_SUPPLIED DATA_:
....................

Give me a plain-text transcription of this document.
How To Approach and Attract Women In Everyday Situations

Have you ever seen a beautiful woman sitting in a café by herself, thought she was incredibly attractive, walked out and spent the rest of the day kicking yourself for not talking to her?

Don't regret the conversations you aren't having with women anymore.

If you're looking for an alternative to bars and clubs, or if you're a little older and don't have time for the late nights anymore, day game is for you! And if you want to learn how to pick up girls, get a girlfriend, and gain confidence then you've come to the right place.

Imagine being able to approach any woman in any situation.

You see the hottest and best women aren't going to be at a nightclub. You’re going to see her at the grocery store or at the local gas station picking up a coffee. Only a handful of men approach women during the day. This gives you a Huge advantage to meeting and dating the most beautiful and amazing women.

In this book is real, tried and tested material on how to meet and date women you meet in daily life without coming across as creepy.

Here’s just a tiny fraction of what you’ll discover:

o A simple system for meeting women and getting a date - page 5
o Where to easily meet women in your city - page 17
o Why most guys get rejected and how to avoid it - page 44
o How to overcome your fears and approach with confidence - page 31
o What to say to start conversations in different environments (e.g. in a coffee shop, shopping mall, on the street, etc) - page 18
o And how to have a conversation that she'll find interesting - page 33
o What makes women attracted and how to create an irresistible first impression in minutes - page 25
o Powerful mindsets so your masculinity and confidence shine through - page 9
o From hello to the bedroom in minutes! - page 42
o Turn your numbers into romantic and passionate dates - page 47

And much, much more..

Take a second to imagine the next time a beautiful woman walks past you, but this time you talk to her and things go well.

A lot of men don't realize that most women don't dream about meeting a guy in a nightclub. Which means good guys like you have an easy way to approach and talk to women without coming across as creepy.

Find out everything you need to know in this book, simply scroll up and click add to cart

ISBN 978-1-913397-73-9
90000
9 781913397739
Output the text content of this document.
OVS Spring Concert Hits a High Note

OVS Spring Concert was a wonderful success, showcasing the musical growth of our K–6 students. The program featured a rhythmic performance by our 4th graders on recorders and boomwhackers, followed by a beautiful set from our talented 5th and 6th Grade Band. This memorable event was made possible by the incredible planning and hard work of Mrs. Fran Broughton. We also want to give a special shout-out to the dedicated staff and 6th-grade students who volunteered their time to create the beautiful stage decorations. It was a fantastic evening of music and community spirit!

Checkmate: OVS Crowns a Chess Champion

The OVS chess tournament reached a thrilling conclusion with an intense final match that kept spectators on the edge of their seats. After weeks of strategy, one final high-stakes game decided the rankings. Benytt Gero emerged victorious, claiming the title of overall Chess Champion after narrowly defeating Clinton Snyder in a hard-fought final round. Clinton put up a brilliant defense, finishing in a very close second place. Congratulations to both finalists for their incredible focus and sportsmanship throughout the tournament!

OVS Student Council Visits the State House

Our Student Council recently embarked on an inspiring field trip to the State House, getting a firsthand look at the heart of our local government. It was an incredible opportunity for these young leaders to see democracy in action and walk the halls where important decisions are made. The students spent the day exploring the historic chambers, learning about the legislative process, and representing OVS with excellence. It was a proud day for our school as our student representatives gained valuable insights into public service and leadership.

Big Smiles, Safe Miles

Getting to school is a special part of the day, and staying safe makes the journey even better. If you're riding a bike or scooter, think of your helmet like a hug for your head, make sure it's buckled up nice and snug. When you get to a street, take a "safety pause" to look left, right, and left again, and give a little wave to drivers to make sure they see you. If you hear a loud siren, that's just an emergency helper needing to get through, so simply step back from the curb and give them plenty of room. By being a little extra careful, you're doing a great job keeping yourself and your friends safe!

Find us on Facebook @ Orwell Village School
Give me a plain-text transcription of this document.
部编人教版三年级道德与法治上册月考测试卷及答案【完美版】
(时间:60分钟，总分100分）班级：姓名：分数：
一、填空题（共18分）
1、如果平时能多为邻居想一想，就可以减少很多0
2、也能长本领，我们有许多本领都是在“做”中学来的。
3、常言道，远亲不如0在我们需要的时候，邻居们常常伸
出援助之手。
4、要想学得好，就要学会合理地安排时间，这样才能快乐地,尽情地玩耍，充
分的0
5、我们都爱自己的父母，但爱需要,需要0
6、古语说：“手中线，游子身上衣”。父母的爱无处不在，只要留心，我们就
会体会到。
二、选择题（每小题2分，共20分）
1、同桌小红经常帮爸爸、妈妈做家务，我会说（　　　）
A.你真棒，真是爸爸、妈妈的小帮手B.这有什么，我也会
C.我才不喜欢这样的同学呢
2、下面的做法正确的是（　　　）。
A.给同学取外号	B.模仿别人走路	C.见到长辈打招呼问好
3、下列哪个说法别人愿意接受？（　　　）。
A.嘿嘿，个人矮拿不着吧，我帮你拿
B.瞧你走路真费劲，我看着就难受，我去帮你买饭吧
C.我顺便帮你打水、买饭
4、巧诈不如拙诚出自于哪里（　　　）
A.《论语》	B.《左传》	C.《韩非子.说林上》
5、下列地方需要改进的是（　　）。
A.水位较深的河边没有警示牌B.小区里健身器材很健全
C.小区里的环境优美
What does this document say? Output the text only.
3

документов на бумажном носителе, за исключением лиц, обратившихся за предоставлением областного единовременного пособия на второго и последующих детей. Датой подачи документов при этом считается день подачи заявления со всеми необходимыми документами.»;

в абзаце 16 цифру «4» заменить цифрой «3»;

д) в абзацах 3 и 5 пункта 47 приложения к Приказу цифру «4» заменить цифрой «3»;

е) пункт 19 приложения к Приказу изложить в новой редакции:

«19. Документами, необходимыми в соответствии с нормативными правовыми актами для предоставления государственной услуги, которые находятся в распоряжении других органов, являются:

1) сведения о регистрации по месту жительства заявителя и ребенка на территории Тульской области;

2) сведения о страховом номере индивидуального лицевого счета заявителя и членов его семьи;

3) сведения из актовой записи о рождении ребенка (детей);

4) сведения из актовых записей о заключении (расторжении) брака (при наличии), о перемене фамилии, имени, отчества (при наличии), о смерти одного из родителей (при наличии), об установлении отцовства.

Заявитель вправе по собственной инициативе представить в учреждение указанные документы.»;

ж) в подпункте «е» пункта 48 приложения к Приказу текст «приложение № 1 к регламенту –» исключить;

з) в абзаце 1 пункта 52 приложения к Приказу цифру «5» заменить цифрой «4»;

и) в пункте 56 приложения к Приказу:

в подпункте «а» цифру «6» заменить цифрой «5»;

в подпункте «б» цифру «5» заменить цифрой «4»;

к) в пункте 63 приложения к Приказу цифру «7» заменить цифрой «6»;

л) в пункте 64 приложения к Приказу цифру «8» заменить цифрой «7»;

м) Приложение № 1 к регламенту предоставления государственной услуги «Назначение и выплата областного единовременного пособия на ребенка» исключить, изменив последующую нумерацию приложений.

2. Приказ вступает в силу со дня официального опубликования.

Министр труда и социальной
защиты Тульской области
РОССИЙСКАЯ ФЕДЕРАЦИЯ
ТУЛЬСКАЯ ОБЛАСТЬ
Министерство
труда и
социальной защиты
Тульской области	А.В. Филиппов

....................

_WHAT THE TASK REQUIRES_:
Copy out each line exactly.

_RESULT OF THE EXERCISE_:
Give me a plain-text transcription of this document.
How To Approach and Attract Women In Everyday Situations

Have you ever seen a beautiful woman sitting in a café by herself, thought she was incredibly attractive, walked out and spent the rest of the day kicking yourself for not talking to her?

Don't regret the conversations you aren't having with women anymore.

If you're looking for an alternative to bars and clubs, or if you're a little older and don't have time for the late nights anymore, day game is for you! And if you want to learn how to pick up girls, get a girlfriend, and gain confidence then you've come to the right place.

Imagine being able to approach any woman in any situation.

You see the hottest and best women aren't going to be at a nightclub. You’re going to see her at the grocery store or at the local gas station picking up a coffee. Only a handful of men approach women during the day. This gives you a Huge advantage to meeting and dating the most beautiful and amazing women.

In this book is real, tried and tested material on how to meet and date women you meet in daily life without coming across as creepy.

Here’s just a tiny fraction of what you’ll discover:

o A simple system for meeting women and getting a date - page 5
o Where to easily meet women in your city - page 17
o Why most guys get rejected and how to avoid it - page 44
o How to overcome your fears and approach with confidence - page 31
o What to say to start conversations in different environments (e.g. in a coffee shop, shopping mall, on the street, etc) - page 18
o And how to have a conversation that she'll find interesting - page 33
o What makes women attracted and how to create an irresistible first impression in minutes - page 25
o Powerful mindsets so your masculinity and confidence shine through - page 9
o From hello to the bedroom in minutes! - page 42
o Turn your numbers into romantic and passionate dates - page 47

And much, much more..

Take a second to imagine the next time a beautiful woman walks past you, but this time you talk to her and things go well.

A lot of men don't realize that most women don't dream about meeting a guy in a nightclub. Which means good guys like you have an easy way to approach and talk to women without coming across as creepy.

Find out everything you need to know in this book, simply scroll up and click add to cart

ISBN 978-1-913397-73-9
90000
9 781913397739
Output the text content of this document.
OVS Spring Concert Hits a High Note

OVS Spring Concert was a wonderful success, showcasing the musical growth of our K–6 students. The program featured a rhythmic performance by our 4th graders on recorders and boomwhackers, followed by a beautiful set from our talented 5th and 6th Grade Band. This memorable event was made possible by the incredible planning and hard work of Mrs. Fran Broughton. We also want to give a special shout-out to the dedicated staff and 6th-grade students who volunteered their time to create the beautiful stage decorations. It was a fantastic evening of music and community spirit!

Checkmate: OVS Crowns a Chess Champion

The OVS chess tournament reached a thrilling conclusion with an intense final match that kept spectators on the edge of their seats. After weeks of strategy, one final high-stakes game decided the rankings. Benytt Gero emerged victorious, claiming the title of overall Chess Champion after narrowly defeating Clinton Snyder in a hard-fought final round. Clinton put up a brilliant defense, finishing in a very close second place. Congratulations to both finalists for their incredible focus and sportsmanship throughout the tournament!

OVS Student Council Visits the State House

Our Student Council recently embarked on an inspiring field trip to the State House, getting a firsthand look at the heart of our local government. It was an incredible opportunity for these young leaders to see democracy in action and walk the halls where important decisions are made. The students spent the day exploring the historic chambers, learning about the legislative process, and representing OVS with excellence. It was a proud day for our school as our student representatives gained valuable insights into public service and leadership.

Big Smiles, Safe Miles

Getting to school is a special part of the day, and staying safe makes the journey even better. If you're riding a bike or scooter, think of your helmet like a hug for your head, make sure it's buckled up nice and snug. When you get to a street, take a "safety pause" to look left, right, and left again, and give a little wave to drivers to make sure they see you. If you hear a loud siren, that's just an emergency helper needing to get through, so simply step back from the curb and give them plenty of room. By being a little extra careful, you're doing a great job keeping yourself and your friends safe!

Find us on Facebook @ Orwell Village School
Give me a plain-text transcription of this document.
部编人教版三年级道德与法治上册月考测试卷及答案【完美版】
(时间:60分钟，总分100分）班级：姓名：分数：
一、填空题（共18分）
1、如果平时能多为邻居想一想，就可以减少很多0
2、也能长本领，我们有许多本领都是在“做”中学来的。
3、常言道，远亲不如0在我们需要的时候，邻居们常常伸
出援助之手。
4、要想学得好，就要学会合理地安排时间，这样才能快乐地,尽情地玩耍，充
分的0
5、我们都爱自己的父母，但爱需要,需要0
6、古语说：“手中线，游子身上衣”。父母的爱无处不在，只要留心，我们就
会体会到。
二、选择题（每小题2分，共20分）
1、同桌小红经常帮爸爸、妈妈做家务，我会说（　　　）
A.你真棒，真是爸爸、妈妈的小帮手B.这有什么，我也会
C.我才不喜欢这样的同学呢
2、下面的做法正确的是（　　　）。
A.给同学取外号	B.模仿别人走路	C.见到长辈打招呼问好
3、下列哪个说法别人愿意接受？（　　　）。
A.嘿嘿，个人矮拿不着吧，我帮你拿
B.瞧你走路真费劲，我看着就难受，我去帮你买饭吧
C.我顺便帮你打水、买饭
4、巧诈不如拙诚出自于哪里（　　　）
A.《论语》	B.《左传》	C.《韩非子.说林上》
5、下列地方需要改进的是（　　）。
A.水位较深的河边没有警示牌B.小区里健身器材很健全
C.小区里的环境优美
What does this document say? Output the text only.
3

документов на бумажном носителе, за исключением лиц, обратившихся за предоставлением областного единовременного пособия на второго и последующих детей. Датой подачи документов при этом считается день подачи заявления со всеми необходимыми документами.»;

в абзаце 16 цифру «4» заменить цифрой «3»;

д) в абзацах 3 и 5 пункта 47 приложения к Приказу цифру «4» заменить цифрой «3»;

е) пункт 19 приложения к Приказу изложить в новой редакции:

«19. Документами, необходимыми в соответствии с нормативными правовыми актами для предоставления государственной услуги, которые находятся в распоряжении других органов, являются:

1) сведения о регистрации по месту жительства заявителя и ребенка на территории Тульской области;

2) сведения о страховом номере индивидуального лицевого счета заявителя и членов его семьи;

3) сведения из актовой записи о рождении ребенка (детей);

4) сведения из актовых записей о заключении (расторжении) брака (при наличии), о перемене фамилии, имени, отчества (при наличии), о смерти одного из родителей (при наличии), об установлении отцовства.

Заявитель вправе по собственной инициативе представить в учреждение указанные документы.»;

ж) в подпункте «е» пункта 48 приложения к Приказу текст «приложение № 1 к регламенту –» исключить;

з) в абзаце 1 пункта 52 приложения к Приказу цифру «5» заменить цифрой «4»;

и) в пункте 56 приложения к Приказу:

в подпункте «а» цифру «6» заменить цифрой «5»;

в подпункте «б» цифру «5» заменить цифрой «4»;

к) в пункте 63 приложения к Приказу цифру «7» заменить цифрой «6»;

л) в пункте 64 приложения к Приказу цифру «8» заменить цифрой «7»;

м) Приложение № 1 к регламенту предоставления государственной услуги «Назначение и выплата областного единовременного пособия на ребенка» исключить, изменив последующую нумерацию приложений.

2. Приказ вступает в силу со дня официального опубликования.

Министр труда и социальной
защиты Тульской области
РОССИЙСКАЯ ФЕДЕРАЦИЯ
ТУЛЬСКАЯ ОБЛАСТЬ
Министерство
труда и
социальной защиты
Тульской области	А.В. Филиппов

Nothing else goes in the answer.